■ WHAT TO WORK ON: Please output every line of the material as it stands, without the pictures.

>> BEGIN MATERIAL FOR THIS TASK

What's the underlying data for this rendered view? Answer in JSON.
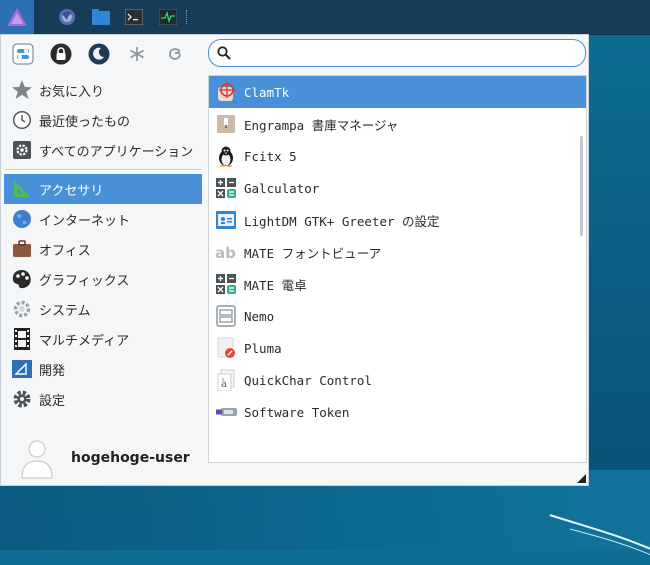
{
  "panel": {
    "launchers": [
      "whisker-menu-icon",
      "web-browser-icon",
      "file-manager-icon",
      "terminal-icon",
      "task-manager-icon"
    ]
  },
  "quick_actions": [
    "settings-toggle-icon",
    "lock-screen-icon",
    "suspend-icon",
    "switch-user-icon",
    "logout-icon"
  ],
  "search": {
    "placeholder": "",
    "value": ""
  },
  "categories": [
    {
      "label": "お気に入り",
      "icon": "star-icon"
    },
    {
      "label": "最近使ったもの",
      "icon": "clock-icon"
    },
    {
      "label": "すべてのアプリケーション",
      "icon": "gear-icon"
    },
    {
      "label": "アクセサリ",
      "icon": "ruler-icon",
      "active": true
    },
    {
      "label": "インターネット",
      "icon": "globe-icon"
    },
    {
      "label": "オフィス",
      "icon": "briefcase-icon"
    },
    {
      "label": "グラフィックス",
      "icon": "palette-icon"
    },
    {
      "label": "システム",
      "icon": "cog-icon"
    },
    {
      "label": "マルチメディア",
      "icon": "film-icon"
    },
    {
      "label": "開発",
      "icon": "blueprint-icon"
    },
    {
      "label": "設定",
      "icon": "settings-icon"
    }
  ],
  "apps": [
    {
      "label": "ClamTk",
      "icon": "clamtk-icon",
      "selected": true
    },
    {
      "label": "Engrampa 書庫マネージャ",
      "icon": "archive-icon"
    },
    {
      "label": "Fcitx 5",
      "icon": "penguin-icon"
    },
    {
      "label": "Galculator",
      "icon": "calculator-icon"
    },
    {
      "label": "LightDM GTK+ Greeter の設定",
      "icon": "greeter-icon"
    },
    {
      "label": "MATE フォントビューア",
      "icon": "font-icon"
    },
    {
      "label": "MATE 電卓",
      "icon": "calculator-icon"
    },
    {
      "label": "Nemo",
      "icon": "nemo-icon"
    },
    {
      "label": "Pluma",
      "icon": "text-editor-icon"
    },
    {
      "label": "QuickChar Control",
      "icon": "quickchar-icon"
    },
    {
      "label": "Software Token",
      "icon": "token-icon"
    }
  ],
  "user": {
    "name": "hogehoge-user"
  },
  "colors": {
    "accent": "#4a90d9",
    "panel": "#173c58",
    "menu_bg": "#f4f6f8"
  }
}
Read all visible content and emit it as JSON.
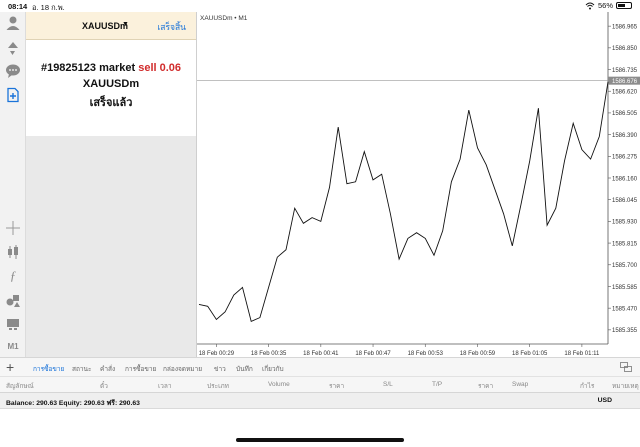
{
  "status_bar": {
    "time": "08:14",
    "date": "อ. 18 ก.พ.",
    "battery_text": "56%",
    "battery_level": 0.56
  },
  "order_panel": {
    "symbol": "XAUUSDm",
    "done_label": "เสร็จสิ้น",
    "line1_prefix": "#19825123 market ",
    "line1_type": "sell 0.06",
    "line2": "XAUUSDm",
    "line3": "เสร็จแล้ว"
  },
  "chart": {
    "title": "XAUUSDm • M1",
    "current_price_label": "1586.676"
  },
  "chart_data": {
    "type": "line",
    "title": "XAUUSDm • M1",
    "y_ticks": [
      1586.965,
      1586.85,
      1586.735,
      1586.62,
      1586.505,
      1586.39,
      1586.275,
      1586.16,
      1586.045,
      1585.93,
      1585.815,
      1585.7,
      1585.585,
      1585.47,
      1585.355
    ],
    "x_ticks": [
      "18 Feb 00:29",
      "18 Feb 00:35",
      "18 Feb 00:41",
      "18 Feb 00:47",
      "18 Feb 00:53",
      "18 Feb 00:59",
      "18 Feb 01:05",
      "18 Feb 01:11"
    ],
    "ylim": [
      1585.28,
      1587.04
    ],
    "current_price": 1586.676,
    "values": [
      1585.49,
      1585.48,
      1585.41,
      1585.45,
      1585.54,
      1585.58,
      1585.4,
      1585.42,
      1585.58,
      1585.74,
      1585.78,
      1586.0,
      1585.92,
      1585.95,
      1585.93,
      1586.11,
      1586.43,
      1586.13,
      1586.14,
      1586.3,
      1586.15,
      1586.18,
      1585.97,
      1585.73,
      1585.84,
      1585.87,
      1585.84,
      1585.75,
      1585.88,
      1586.14,
      1586.26,
      1586.52,
      1586.32,
      1586.23,
      1586.1,
      1585.97,
      1585.8,
      1586.02,
      1586.25,
      1586.53,
      1585.91,
      1586.0,
      1586.25,
      1586.45,
      1586.31,
      1586.26,
      1586.38,
      1586.67
    ]
  },
  "tabs": {
    "items": [
      "การซื้อขาย",
      "สถานะ",
      "คำสั่ง",
      "การซื้อขาย",
      "กล่องจดหมาย",
      "ข่าว",
      "บันทึก",
      "เกี่ยวกับ"
    ],
    "active_index": 0
  },
  "columns": [
    "สัญลักษณ์",
    "ตั๋ว",
    "เวลา",
    "ประเภท",
    "Volume",
    "ราคา",
    "S/L",
    "T/P",
    "ราคา",
    "Swap",
    "กำไร",
    "หมายเหตุ"
  ],
  "balance": {
    "text": "Balance: 290.63 Equity: 290.63 ฟรี: 290.63",
    "currency": "USD"
  },
  "toolbar": {
    "bottom_label": "M1"
  },
  "colors": {
    "accent": "#1a73d9",
    "sell": "#d12c2c",
    "order_header_bg": "#fbf1dc"
  }
}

>> END MATERIAL FOR THIS TASK

■ OUTPUT OF THE EXERCISE:
What's the underlying data for this rendered view? Answer in JSON.
{
  "panel": {
    "launchers": [
      "whisker-menu-icon",
      "web-browser-icon",
      "file-manager-icon",
      "terminal-icon",
      "task-manager-icon"
    ]
  },
  "quick_actions": [
    "settings-toggle-icon",
    "lock-screen-icon",
    "suspend-icon",
    "switch-user-icon",
    "logout-icon"
  ],
  "search": {
    "placeholder": "",
    "value": ""
  },
  "categories": [
    {
      "label": "お気に入り",
      "icon": "star-icon"
    },
    {
      "label": "最近使ったもの",
      "icon": "clock-icon"
    },
    {
      "label": "すべてのアプリケーション",
      "icon": "gear-icon"
    },
    {
      "label": "アクセサリ",
      "icon": "ruler-icon",
      "active": true
    },
    {
      "label": "インターネット",
      "icon": "globe-icon"
    },
    {
      "label": "オフィス",
      "icon": "briefcase-icon"
    },
    {
      "label": "グラフィックス",
      "icon": "palette-icon"
    },
    {
      "label": "システム",
      "icon": "cog-icon"
    },
    {
      "label": "マルチメディア",
      "icon": "film-icon"
    },
    {
      "label": "開発",
      "icon": "blueprint-icon"
    },
    {
      "label": "設定",
      "icon": "settings-icon"
    }
  ],
  "apps": [
    {
      "label": "ClamTk",
      "icon": "clamtk-icon",
      "selected": true
    },
    {
      "label": "Engrampa 書庫マネージャ",
      "icon": "archive-icon"
    },
    {
      "label": "Fcitx 5",
      "icon": "penguin-icon"
    },
    {
      "label": "Galculator",
      "icon": "calculator-icon"
    },
    {
      "label": "LightDM GTK+ Greeter の設定",
      "icon": "greeter-icon"
    },
    {
      "label": "MATE フォントビューア",
      "icon": "font-icon"
    },
    {
      "label": "MATE 電卓",
      "icon": "calculator-icon"
    },
    {
      "label": "Nemo",
      "icon": "nemo-icon"
    },
    {
      "label": "Pluma",
      "icon": "text-editor-icon"
    },
    {
      "label": "QuickChar Control",
      "icon": "quickchar-icon"
    },
    {
      "label": "Software Token",
      "icon": "token-icon"
    }
  ],
  "user": {
    "name": "hogehoge-user"
  },
  "colors": {
    "accent": "#4a90d9",
    "panel": "#173c58",
    "menu_bg": "#f4f6f8"
  }
}
Read all visible content and emit it as JSON.
{
  "status_bar": {
    "time": "08:14",
    "date": "อ. 18 ก.พ.",
    "battery_text": "56%",
    "battery_level": 0.56
  },
  "order_panel": {
    "symbol": "XAUUSDm",
    "done_label": "เสร็จสิ้น",
    "line1_prefix": "#19825123 market ",
    "line1_type": "sell 0.06",
    "line2": "XAUUSDm",
    "line3": "เสร็จแล้ว"
  },
  "chart": {
    "title": "XAUUSDm • M1",
    "current_price_label": "1586.676"
  },
  "chart_data": {
    "type": "line",
    "title": "XAUUSDm • M1",
    "y_ticks": [
      1586.965,
      1586.85,
      1586.735,
      1586.62,
      1586.505,
      1586.39,
      1586.275,
      1586.16,
      1586.045,
      1585.93,
      1585.815,
      1585.7,
      1585.585,
      1585.47,
      1585.355
    ],
    "x_ticks": [
      "18 Feb 00:29",
      "18 Feb 00:35",
      "18 Feb 00:41",
      "18 Feb 00:47",
      "18 Feb 00:53",
      "18 Feb 00:59",
      "18 Feb 01:05",
      "18 Feb 01:11"
    ],
    "ylim": [
      1585.28,
      1587.04
    ],
    "current_price": 1586.676,
    "values": [
      1585.49,
      1585.48,
      1585.41,
      1585.45,
      1585.54,
      1585.58,
      1585.4,
      1585.42,
      1585.58,
      1585.74,
      1585.78,
      1586.0,
      1585.92,
      1585.95,
      1585.93,
      1586.11,
      1586.43,
      1586.13,
      1586.14,
      1586.3,
      1586.15,
      1586.18,
      1585.97,
      1585.73,
      1585.84,
      1585.87,
      1585.84,
      1585.75,
      1585.88,
      1586.14,
      1586.26,
      1586.52,
      1586.32,
      1586.23,
      1586.1,
      1585.97,
      1585.8,
      1586.02,
      1586.25,
      1586.53,
      1585.91,
      1586.0,
      1586.25,
      1586.45,
      1586.31,
      1586.26,
      1586.38,
      1586.67
    ]
  },
  "tabs": {
    "items": [
      "การซื้อขาย",
      "สถานะ",
      "คำสั่ง",
      "การซื้อขาย",
      "กล่องจดหมาย",
      "ข่าว",
      "บันทึก",
      "เกี่ยวกับ"
    ],
    "active_index": 0
  },
  "columns": [
    "สัญลักษณ์",
    "ตั๋ว",
    "เวลา",
    "ประเภท",
    "Volume",
    "ราคา",
    "S/L",
    "T/P",
    "ราคา",
    "Swap",
    "กำไร",
    "หมายเหตุ"
  ],
  "balance": {
    "text": "Balance: 290.63 Equity: 290.63 ฟรี: 290.63",
    "currency": "USD"
  },
  "toolbar": {
    "bottom_label": "M1"
  },
  "colors": {
    "accent": "#1a73d9",
    "sell": "#d12c2c",
    "order_header_bg": "#fbf1dc"
  }
}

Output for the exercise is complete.